--- Start of Source data ---

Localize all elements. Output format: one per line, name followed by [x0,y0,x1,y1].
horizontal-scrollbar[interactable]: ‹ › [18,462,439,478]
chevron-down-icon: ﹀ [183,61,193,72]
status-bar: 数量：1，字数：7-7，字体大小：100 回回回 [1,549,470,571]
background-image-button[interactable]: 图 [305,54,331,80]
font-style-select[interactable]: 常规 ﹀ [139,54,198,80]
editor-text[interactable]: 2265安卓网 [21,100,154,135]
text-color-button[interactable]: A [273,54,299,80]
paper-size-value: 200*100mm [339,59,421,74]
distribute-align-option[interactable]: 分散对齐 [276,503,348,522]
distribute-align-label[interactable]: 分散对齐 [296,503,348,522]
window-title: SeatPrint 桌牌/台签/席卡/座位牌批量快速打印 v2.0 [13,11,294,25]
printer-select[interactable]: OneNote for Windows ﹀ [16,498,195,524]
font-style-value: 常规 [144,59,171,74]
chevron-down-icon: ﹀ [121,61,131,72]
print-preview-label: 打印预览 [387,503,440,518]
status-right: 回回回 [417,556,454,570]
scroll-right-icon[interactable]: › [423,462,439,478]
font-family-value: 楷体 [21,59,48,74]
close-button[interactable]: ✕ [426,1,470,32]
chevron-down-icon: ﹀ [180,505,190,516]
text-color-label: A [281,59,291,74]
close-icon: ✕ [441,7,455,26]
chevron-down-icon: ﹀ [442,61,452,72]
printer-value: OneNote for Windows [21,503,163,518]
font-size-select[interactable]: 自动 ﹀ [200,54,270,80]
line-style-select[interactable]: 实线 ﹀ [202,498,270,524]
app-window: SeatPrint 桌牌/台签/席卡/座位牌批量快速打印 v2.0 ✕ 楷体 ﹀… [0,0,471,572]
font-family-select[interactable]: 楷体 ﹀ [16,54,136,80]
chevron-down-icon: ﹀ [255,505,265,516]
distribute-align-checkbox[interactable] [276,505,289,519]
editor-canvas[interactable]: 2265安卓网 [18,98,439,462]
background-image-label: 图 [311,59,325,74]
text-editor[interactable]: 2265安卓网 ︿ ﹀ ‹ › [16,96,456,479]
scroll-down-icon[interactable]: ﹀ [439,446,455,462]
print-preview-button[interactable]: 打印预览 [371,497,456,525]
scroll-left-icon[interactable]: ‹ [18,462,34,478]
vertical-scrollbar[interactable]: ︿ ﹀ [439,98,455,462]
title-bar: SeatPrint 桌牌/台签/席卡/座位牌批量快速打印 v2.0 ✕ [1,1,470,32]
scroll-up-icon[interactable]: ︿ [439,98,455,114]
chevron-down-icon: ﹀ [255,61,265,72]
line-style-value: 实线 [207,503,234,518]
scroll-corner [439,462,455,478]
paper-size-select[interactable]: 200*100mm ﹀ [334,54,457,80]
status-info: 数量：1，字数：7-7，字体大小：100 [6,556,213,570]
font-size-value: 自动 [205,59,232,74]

--- End of Source data ---

**Task goal**
List every line in the entries above that contains the word "chevron".

**Output for this exercise**
chevron-down-icon: ﹀ [183,61,193,72]
chevron-down-icon: ﹀ [121,61,131,72]
chevron-down-icon: ﹀ [180,505,190,516]
chevron-down-icon: ﹀ [442,61,452,72]
chevron-down-icon: ﹀ [255,505,265,516]
chevron-down-icon: ﹀ [255,61,265,72]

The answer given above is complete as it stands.